### EXERCISE PROMPT
Please transcribe the listing below in full and word for word, without its pictures.

[Dataset entries on figures]

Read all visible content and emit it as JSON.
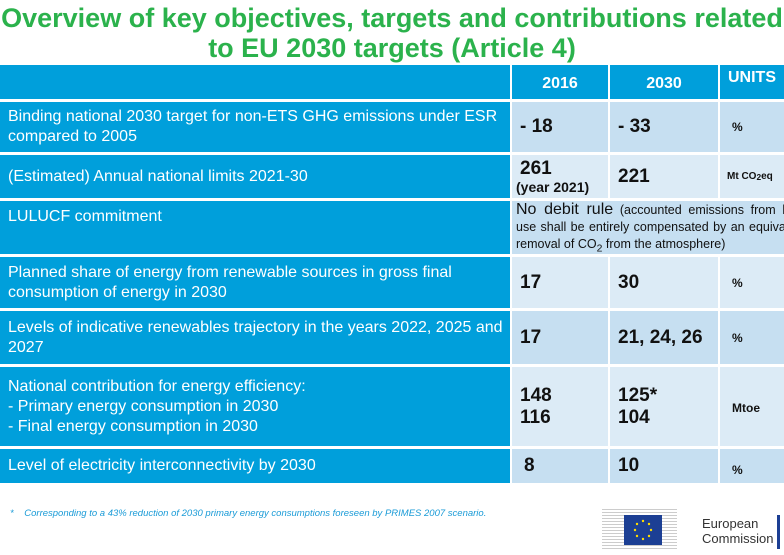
{
  "title": "Overview of key objectives, targets and contributions related to EU 2030 targets (Article 4)",
  "header": {
    "col1": "2016",
    "col2": "2030",
    "units": "UNITS"
  },
  "rows": [
    {
      "label": "Binding national 2030 target for non-ETS GHG emissions under ESR compared to 2005",
      "v2016": "- 18",
      "v2030": "- 33",
      "unit": "%"
    },
    {
      "label": "(Estimated) Annual national limits 2021-30",
      "v2016": "261",
      "v2016_note": "(year 2021)",
      "v2030": "221",
      "unit": "Mt CO",
      "unit_sub": "2",
      "unit_suffix": "eq"
    },
    {
      "label": "LULUCF commitment",
      "merged_main": "No debit rule",
      "merged_rest": " (accounted emissions from land use shall be entirely compensated by an equivalent removal of CO",
      "merged_sub": "2",
      "merged_end": " from the atmosphere)"
    },
    {
      "label": "Planned share of energy from renewable sources in gross final consumption of energy in 2030",
      "v2016": "17",
      "v2030": "30",
      "unit": "%"
    },
    {
      "label": "Levels of indicative renewables trajectory in the years 2022, 2025 and 2027",
      "v2016": "17",
      "v2030": "21, 24, 26",
      "unit": "%"
    },
    {
      "label_lines": [
        "National contribution for energy efficiency:",
        "- Primary energy consumption in 2030",
        "- Final energy consumption in 2030"
      ],
      "v2016": [
        "148",
        "116"
      ],
      "v2030": [
        "125*",
        "104"
      ],
      "unit": "Mtoe"
    },
    {
      "label": "Level of electricity interconnectivity by 2030",
      "v2016": "8",
      "v2030": "10",
      "unit": "%"
    }
  ],
  "footnote": {
    "mark": "*",
    "text": "Corresponding to a 43% reduction of 2030 primary energy consumptions foreseen by PRIMES 2007 scenario."
  },
  "logo": {
    "line1": "European",
    "line2": "Commission"
  }
}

### CORRECT RESULT
Read all visible content and emit it as JSON.
{
  "title": "Overview of key objectives, targets and contributions related to EU 2030 targets (Article 4)",
  "header": {
    "col1": "2016",
    "col2": "2030",
    "units": "UNITS"
  },
  "rows": [
    {
      "label": "Binding national 2030 target for non-ETS GHG emissions under ESR compared to 2005",
      "v2016": "- 18",
      "v2030": "- 33",
      "unit": "%"
    },
    {
      "label": "(Estimated) Annual national limits 2021-30",
      "v2016": "261",
      "v2016_note": "(year 2021)",
      "v2030": "221",
      "unit": "Mt CO",
      "unit_sub": "2",
      "unit_suffix": "eq"
    },
    {
      "label": "LULUCF commitment",
      "merged_main": "No debit rule",
      "merged_rest": " (accounted emissions from land use shall be entirely compensated by an equivalent removal of CO",
      "merged_sub": "2",
      "merged_end": " from the atmosphere)"
    },
    {
      "label": "Planned share of energy from renewable sources in gross final consumption of energy in 2030",
      "v2016": "17",
      "v2030": "30",
      "unit": "%"
    },
    {
      "label": "Levels of indicative renewables trajectory in the years 2022, 2025 and 2027",
      "v2016": "17",
      "v2030": "21, 24, 26",
      "unit": "%"
    },
    {
      "label_lines": [
        "National contribution for energy efficiency:",
        "- Primary energy consumption in 2030",
        "- Final energy consumption in 2030"
      ],
      "v2016": [
        "148",
        "116"
      ],
      "v2030": [
        "125*",
        "104"
      ],
      "unit": "Mtoe"
    },
    {
      "label": "Level of electricity interconnectivity by 2030",
      "v2016": "8",
      "v2030": "10",
      "unit": "%"
    }
  ],
  "footnote": {
    "mark": "*",
    "text": "Corresponding to a 43% reduction of 2030 primary energy consumptions foreseen by PRIMES 2007 scenario."
  },
  "logo": {
    "line1": "European",
    "line2": "Commission"
  }
}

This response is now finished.